How many lines of the records hold the string "Voltage"? Reply with the number alone.

> _Entries_
▬▬▬▬▬▬
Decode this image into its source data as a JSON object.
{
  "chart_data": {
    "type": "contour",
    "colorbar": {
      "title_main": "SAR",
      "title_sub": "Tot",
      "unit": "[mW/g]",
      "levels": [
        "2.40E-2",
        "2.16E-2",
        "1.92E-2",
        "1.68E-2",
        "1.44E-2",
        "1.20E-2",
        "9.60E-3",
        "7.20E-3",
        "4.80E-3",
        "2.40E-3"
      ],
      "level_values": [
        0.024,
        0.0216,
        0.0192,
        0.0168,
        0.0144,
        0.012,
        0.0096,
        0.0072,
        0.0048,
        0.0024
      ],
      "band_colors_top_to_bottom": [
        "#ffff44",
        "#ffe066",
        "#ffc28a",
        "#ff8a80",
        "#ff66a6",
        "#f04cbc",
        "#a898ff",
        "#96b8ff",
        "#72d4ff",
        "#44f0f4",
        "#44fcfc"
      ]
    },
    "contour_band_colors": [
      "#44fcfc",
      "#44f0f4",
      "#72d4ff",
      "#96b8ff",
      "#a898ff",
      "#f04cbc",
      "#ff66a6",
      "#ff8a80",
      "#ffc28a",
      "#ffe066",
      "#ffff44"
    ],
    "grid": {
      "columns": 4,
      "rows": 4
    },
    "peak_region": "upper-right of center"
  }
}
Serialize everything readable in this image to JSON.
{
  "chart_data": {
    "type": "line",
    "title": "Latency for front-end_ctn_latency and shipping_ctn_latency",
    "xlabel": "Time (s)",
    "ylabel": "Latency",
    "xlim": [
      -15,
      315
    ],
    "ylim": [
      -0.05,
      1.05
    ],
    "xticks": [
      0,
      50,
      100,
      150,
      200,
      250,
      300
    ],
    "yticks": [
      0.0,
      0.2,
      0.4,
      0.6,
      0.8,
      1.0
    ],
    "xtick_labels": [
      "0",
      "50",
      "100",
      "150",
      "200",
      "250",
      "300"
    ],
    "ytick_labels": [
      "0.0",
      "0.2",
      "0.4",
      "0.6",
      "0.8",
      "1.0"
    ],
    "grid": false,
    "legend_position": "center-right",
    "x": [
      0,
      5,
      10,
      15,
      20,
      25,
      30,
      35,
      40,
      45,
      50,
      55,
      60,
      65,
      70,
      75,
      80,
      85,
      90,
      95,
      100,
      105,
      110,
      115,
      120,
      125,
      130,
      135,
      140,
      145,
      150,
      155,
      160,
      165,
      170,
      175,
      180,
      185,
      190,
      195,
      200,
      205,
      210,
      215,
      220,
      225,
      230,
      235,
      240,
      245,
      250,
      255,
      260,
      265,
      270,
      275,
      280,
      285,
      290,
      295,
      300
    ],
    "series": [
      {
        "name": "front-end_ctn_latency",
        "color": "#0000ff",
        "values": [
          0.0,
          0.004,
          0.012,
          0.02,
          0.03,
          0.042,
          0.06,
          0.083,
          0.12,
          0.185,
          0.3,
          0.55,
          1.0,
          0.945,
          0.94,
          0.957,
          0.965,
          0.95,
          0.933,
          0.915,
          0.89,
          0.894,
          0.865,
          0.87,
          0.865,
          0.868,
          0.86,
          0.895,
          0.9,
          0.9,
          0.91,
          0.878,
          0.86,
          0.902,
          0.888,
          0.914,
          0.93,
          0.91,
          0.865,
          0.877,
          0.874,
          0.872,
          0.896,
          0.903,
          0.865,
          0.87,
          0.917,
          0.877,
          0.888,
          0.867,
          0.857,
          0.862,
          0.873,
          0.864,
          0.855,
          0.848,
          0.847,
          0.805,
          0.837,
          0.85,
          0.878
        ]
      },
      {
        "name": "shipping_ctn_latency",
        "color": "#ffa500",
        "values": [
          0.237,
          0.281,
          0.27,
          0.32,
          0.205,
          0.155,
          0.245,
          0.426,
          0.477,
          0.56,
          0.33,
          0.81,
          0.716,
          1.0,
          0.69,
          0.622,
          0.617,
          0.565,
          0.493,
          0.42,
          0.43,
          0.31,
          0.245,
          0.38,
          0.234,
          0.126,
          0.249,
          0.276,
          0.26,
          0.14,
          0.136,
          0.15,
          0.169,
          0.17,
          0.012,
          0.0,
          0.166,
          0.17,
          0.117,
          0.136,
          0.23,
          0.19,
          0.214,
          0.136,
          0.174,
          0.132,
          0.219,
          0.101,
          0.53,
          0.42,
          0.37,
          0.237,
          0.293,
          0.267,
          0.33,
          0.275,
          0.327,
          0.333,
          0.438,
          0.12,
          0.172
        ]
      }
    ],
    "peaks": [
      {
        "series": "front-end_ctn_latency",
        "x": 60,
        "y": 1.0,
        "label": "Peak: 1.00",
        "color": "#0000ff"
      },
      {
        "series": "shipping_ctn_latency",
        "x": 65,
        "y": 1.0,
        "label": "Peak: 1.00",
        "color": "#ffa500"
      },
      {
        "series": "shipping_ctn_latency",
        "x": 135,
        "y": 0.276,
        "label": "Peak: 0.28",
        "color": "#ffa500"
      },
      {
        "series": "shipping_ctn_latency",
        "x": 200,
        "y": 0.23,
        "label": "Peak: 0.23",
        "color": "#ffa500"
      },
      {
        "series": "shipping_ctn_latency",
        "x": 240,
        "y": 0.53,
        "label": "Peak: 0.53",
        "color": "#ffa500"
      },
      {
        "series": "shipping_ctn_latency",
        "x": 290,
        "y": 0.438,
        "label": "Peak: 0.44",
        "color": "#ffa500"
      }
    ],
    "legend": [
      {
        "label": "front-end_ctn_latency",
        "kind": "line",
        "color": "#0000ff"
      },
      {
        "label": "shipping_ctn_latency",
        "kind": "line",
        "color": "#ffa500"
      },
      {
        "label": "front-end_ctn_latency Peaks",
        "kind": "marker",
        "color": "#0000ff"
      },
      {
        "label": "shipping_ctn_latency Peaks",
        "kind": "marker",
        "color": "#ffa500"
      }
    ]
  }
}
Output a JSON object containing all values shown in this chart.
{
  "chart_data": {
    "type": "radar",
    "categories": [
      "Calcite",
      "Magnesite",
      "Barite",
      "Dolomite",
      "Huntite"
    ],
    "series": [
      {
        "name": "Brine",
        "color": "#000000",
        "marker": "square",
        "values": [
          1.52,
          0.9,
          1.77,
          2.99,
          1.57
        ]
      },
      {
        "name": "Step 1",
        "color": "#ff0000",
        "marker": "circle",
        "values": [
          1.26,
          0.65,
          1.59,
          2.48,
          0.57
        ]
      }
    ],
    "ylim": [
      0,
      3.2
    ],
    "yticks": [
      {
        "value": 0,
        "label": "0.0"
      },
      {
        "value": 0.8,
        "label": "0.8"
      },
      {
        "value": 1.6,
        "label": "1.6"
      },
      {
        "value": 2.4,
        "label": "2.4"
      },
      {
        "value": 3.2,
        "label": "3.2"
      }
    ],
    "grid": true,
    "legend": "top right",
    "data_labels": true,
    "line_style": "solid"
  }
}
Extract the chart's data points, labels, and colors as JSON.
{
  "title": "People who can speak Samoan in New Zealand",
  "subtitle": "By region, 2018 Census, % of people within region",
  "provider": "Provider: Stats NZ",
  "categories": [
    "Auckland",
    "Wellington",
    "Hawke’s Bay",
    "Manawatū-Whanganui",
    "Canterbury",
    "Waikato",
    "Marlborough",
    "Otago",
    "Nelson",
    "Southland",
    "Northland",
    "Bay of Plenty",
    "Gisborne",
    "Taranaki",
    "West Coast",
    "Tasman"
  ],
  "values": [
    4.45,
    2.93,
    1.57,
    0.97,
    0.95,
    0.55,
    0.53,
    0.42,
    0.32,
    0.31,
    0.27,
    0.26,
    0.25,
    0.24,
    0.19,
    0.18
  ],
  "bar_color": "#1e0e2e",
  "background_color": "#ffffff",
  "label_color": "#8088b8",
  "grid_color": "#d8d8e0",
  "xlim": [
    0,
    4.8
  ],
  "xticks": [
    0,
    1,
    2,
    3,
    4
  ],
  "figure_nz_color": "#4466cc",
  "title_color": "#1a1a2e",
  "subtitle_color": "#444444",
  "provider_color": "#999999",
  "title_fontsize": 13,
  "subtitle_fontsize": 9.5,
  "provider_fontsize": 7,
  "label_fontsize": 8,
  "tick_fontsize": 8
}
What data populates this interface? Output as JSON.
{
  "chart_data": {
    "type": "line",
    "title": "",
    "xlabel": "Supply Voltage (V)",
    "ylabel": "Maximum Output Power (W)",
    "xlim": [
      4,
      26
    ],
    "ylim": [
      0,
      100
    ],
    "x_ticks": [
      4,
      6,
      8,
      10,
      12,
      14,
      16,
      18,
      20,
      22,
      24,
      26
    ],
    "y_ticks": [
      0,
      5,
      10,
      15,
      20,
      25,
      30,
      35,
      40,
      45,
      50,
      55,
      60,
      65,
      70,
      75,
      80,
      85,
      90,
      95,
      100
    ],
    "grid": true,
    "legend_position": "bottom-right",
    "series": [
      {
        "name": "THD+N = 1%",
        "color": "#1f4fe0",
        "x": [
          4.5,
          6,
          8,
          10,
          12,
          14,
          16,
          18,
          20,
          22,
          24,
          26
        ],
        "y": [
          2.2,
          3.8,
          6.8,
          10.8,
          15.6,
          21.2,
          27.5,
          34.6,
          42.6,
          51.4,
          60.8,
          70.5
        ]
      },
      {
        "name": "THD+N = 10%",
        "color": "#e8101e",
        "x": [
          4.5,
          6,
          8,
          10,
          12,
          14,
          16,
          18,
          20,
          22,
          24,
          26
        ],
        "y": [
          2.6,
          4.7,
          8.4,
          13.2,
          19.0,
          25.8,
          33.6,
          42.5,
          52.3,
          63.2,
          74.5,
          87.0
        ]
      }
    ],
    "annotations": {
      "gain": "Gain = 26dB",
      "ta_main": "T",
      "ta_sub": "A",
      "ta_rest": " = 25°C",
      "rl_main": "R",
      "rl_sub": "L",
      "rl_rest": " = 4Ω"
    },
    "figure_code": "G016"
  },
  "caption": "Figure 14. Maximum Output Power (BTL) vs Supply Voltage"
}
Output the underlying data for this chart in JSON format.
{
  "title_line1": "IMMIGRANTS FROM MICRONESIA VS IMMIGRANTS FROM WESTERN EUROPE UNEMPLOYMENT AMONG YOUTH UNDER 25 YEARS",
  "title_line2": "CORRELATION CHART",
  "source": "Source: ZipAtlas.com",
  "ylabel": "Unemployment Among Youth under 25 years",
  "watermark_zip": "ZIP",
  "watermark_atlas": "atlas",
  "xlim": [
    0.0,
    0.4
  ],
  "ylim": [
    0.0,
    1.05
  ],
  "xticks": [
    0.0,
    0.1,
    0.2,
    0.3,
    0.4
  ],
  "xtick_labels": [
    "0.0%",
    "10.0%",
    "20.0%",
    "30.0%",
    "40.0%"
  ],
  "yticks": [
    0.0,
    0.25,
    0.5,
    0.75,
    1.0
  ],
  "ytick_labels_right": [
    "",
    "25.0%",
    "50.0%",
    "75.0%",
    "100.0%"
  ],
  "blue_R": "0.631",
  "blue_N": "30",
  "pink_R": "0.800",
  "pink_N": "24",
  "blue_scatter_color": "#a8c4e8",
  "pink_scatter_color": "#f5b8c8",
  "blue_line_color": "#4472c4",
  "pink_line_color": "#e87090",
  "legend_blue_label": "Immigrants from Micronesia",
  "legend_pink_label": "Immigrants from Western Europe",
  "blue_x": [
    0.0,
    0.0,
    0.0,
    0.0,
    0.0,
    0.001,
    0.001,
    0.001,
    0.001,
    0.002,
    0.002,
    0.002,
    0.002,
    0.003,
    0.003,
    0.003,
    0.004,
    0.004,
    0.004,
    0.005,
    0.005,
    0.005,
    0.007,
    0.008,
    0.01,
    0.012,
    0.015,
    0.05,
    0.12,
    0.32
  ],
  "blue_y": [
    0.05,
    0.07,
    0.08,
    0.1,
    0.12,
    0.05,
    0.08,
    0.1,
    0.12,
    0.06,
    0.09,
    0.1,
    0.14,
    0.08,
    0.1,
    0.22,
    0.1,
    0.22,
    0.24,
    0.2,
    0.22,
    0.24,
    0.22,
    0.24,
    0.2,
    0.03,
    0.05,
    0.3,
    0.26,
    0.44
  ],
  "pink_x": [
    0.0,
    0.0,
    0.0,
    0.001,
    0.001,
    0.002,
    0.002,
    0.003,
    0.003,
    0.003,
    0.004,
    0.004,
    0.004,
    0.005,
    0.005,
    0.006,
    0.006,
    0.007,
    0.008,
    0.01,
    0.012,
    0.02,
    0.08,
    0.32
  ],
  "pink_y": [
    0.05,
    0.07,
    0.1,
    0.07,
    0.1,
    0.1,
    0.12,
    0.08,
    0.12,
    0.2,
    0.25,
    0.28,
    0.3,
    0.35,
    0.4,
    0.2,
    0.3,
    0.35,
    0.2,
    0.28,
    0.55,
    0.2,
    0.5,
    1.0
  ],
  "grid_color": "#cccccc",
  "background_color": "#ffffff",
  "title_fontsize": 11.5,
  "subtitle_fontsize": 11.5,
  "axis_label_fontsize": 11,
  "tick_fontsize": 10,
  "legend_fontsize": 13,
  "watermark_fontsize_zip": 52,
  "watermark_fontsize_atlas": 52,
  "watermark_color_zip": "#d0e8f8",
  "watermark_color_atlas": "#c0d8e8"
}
▬▬▬▬▬▬
> _Answer to the exercise_
2